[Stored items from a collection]
* * *
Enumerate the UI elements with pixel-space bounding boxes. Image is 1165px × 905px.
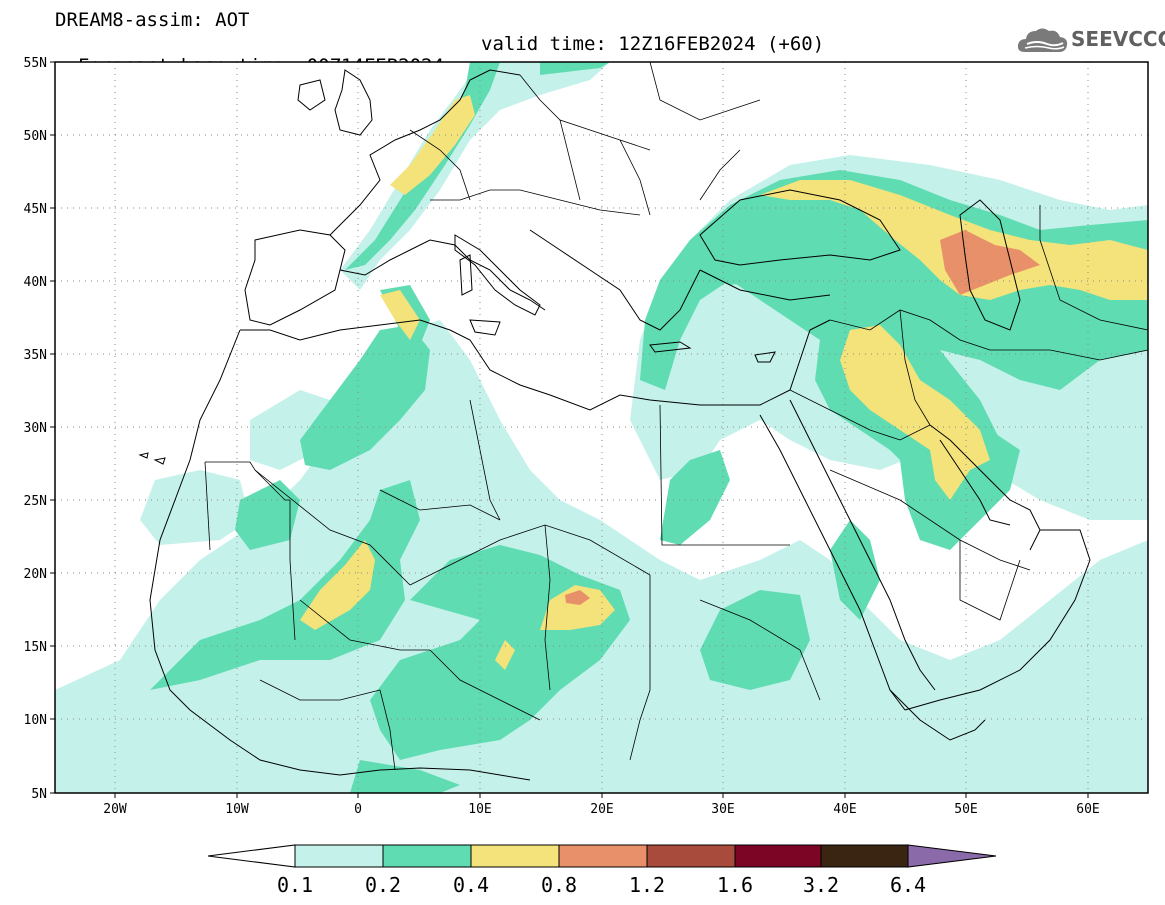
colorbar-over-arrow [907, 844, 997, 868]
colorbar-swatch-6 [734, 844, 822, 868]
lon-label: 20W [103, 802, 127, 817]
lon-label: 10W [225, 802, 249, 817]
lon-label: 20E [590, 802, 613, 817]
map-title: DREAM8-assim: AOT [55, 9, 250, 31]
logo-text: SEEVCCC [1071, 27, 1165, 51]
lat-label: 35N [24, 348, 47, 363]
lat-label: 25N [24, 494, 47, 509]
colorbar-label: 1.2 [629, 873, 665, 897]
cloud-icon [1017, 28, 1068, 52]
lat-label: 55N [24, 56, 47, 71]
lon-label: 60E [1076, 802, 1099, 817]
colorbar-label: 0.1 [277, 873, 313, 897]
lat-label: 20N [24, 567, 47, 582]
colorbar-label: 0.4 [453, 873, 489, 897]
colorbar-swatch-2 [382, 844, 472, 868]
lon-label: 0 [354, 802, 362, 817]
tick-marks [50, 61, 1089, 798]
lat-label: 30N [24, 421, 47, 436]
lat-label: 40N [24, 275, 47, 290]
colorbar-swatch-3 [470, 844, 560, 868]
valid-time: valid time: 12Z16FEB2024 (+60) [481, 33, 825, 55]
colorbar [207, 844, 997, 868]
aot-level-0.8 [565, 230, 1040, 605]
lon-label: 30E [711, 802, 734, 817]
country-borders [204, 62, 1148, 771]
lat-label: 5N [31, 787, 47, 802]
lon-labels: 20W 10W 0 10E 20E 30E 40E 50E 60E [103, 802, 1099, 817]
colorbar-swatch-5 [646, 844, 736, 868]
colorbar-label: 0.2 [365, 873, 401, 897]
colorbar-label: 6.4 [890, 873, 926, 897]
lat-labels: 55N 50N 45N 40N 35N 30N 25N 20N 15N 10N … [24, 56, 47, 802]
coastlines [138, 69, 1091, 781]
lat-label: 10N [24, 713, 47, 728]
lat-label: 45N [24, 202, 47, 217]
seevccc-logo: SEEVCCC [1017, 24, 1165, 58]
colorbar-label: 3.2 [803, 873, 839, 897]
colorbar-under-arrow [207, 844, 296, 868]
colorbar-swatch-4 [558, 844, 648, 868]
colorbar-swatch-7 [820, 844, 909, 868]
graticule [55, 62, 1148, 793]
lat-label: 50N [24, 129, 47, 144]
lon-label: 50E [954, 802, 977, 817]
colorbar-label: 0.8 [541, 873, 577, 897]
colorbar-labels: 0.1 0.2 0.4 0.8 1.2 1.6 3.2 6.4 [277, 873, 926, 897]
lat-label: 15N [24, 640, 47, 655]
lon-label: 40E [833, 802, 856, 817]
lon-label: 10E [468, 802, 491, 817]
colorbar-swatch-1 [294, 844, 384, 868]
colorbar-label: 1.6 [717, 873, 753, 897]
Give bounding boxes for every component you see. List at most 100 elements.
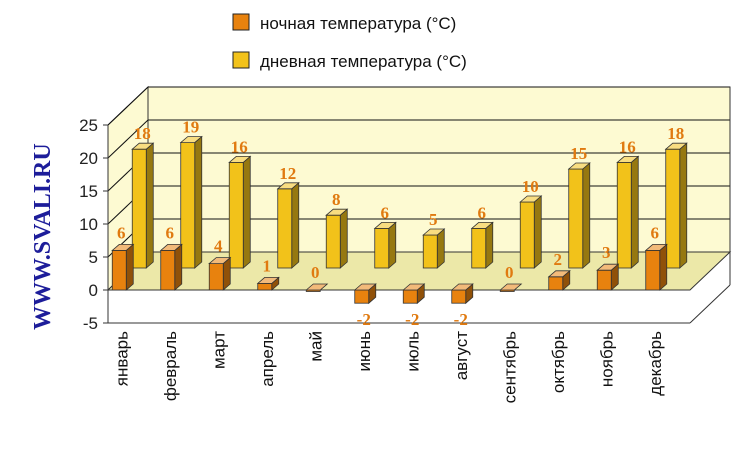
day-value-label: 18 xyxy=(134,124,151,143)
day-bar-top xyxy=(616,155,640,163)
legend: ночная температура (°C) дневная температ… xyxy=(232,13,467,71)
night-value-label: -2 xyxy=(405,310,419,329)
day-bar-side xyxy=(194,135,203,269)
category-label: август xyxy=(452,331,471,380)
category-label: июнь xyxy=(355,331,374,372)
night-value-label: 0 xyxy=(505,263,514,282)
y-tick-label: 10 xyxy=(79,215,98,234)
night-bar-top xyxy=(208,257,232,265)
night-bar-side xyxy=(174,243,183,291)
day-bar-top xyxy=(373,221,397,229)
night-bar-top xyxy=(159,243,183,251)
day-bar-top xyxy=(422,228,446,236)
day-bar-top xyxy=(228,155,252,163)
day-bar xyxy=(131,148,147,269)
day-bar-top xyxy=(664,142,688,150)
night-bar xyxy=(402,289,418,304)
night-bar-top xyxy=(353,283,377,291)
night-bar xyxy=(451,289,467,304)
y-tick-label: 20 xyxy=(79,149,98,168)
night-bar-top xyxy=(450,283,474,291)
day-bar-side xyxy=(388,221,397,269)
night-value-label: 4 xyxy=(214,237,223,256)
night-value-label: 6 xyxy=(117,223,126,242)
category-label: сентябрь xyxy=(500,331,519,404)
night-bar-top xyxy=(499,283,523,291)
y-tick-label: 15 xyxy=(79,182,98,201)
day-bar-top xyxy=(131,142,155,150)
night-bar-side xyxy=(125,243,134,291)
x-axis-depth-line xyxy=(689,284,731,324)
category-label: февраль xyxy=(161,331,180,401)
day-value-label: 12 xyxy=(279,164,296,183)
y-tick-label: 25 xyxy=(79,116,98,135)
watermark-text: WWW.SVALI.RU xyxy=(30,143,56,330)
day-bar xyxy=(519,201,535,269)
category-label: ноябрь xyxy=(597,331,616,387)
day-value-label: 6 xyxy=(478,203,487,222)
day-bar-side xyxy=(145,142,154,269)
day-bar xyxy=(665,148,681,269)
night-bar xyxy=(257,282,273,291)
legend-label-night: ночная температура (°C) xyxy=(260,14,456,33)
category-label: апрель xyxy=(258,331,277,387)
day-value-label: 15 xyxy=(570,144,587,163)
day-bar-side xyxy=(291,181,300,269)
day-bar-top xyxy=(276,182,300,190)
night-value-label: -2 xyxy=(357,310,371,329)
* * *
EXERCISE GOAL
Please reproduce the data above without any changes, starting with the line that contains "colorbar-over-arrow [907, 844, 997, 868]" and going on through the line that contains "logo-text: SEEVCCC [1071, 27, 1165, 51]".

SOLUTION TO THIS EXERCISE
colorbar-over-arrow [907, 844, 997, 868]
colorbar-swatch-6 [734, 844, 822, 868]
lon-label: 20W [103, 802, 127, 817]
lon-label: 10W [225, 802, 249, 817]
lon-label: 20E [590, 802, 613, 817]
map-title: DREAM8-assim: AOT [55, 9, 250, 31]
logo-text: SEEVCCC [1071, 27, 1165, 51]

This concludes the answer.